Problem statement: Reproduce each record exactly.

Start of Provided records

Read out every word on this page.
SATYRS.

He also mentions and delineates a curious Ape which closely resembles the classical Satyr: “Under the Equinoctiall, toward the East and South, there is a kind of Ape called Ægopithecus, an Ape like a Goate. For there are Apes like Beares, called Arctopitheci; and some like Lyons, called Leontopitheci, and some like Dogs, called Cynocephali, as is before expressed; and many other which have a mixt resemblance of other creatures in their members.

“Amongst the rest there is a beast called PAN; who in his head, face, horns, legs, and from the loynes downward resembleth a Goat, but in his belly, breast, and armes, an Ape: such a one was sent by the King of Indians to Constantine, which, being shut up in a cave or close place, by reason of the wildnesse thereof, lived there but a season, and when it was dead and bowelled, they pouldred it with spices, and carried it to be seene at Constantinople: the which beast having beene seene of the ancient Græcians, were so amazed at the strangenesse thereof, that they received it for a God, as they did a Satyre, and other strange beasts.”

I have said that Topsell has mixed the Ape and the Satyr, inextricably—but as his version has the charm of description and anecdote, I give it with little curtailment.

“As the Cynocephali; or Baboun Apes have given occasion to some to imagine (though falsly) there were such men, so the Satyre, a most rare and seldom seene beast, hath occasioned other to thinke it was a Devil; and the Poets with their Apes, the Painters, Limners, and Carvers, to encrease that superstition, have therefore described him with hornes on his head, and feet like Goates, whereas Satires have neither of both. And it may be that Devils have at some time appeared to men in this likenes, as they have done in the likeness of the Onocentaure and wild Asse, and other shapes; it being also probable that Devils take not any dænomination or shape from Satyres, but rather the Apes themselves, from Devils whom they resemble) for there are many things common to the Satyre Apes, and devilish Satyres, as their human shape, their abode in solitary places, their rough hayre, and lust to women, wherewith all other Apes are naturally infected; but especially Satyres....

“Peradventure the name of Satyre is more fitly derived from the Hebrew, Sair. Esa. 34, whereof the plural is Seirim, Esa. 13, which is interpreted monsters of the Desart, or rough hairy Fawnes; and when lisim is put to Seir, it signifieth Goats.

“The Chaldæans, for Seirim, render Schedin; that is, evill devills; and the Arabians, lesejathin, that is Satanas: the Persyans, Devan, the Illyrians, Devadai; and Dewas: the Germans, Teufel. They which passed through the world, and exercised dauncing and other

End of Provided records

Output below:
Read out every word on this page.
SATYRS.

He also mentions and delineates a curious Ape which closely resembles the classical Satyr: “Under the Equinoctiall, toward the East and South, there is a kind of Ape called Ægopithecus, an Ape like a Goate. For there are Apes like Beares, called Arctopitheci; and some like Lyons, called Leontopitheci, and some like Dogs, called Cynocephali, as is before expressed; and many other which have a mixt resemblance of other creatures in their members.

“Amongst the rest there is a beast called PAN; who in his head, face, horns, legs, and from the loynes downward resembleth a Goat, but in his belly, breast, and armes, an Ape: such a one was sent by the King of Indians to Constantine, which, being shut up in a cave or close place, by reason of the wildnesse thereof, lived there but a season, and when it was dead and bowelled, they pouldred it with spices, and carried it to be seene at Constantinople: the which beast having beene seene of the ancient Græcians, were so amazed at the strangenesse thereof, that they received it for a God, as they did a Satyre, and other strange beasts.”

I have said that Topsell has mixed the Ape and the Satyr, inextricably—but as his version has the charm of description and anecdote, I give it with little curtailment.

“As the Cynocephali; or Baboun Apes have given occasion to some to imagine (though falsly) there were such men, so the Satyre, a most rare and seldom seene beast, hath occasioned other to thinke it was a Devil; and the Poets with their Apes, the Painters, Limners, and Carvers, to encrease that superstition, have therefore described him with hornes on his head, and feet like Goates, whereas Satires have neither of both. And it may be that Devils have at some time appeared to men in this likenes, as they have done in the likeness of the Onocentaure and wild Asse, and other shapes; it being also probable that Devils take not any dænomination or shape from Satyres, but rather the Apes themselves, from Devils whom they resemble) for there are many things common to the Satyre Apes, and devilish Satyres, as their human shape, their abode in solitary places, their rough hayre, and lust to women, wherewith all other Apes are naturally infected; but especially Satyres....

“Peradventure the name of Satyre is more fitly derived from the Hebrew, Sair. Esa. 34, whereof the plural is Seirim, Esa. 13, which is interpreted monsters of the Desart, or rough hairy Fawnes; and when lisim is put to Seir, it signifieth Goats.

“The Chaldæans, for Seirim, render Schedin; that is, evill devills; and the Arabians, lesejathin, that is Satanas: the Persyans, Devan, the Illyrians, Devadai; and Dewas: the Germans, Teufel. They which passed through the world, and exercised dauncing and other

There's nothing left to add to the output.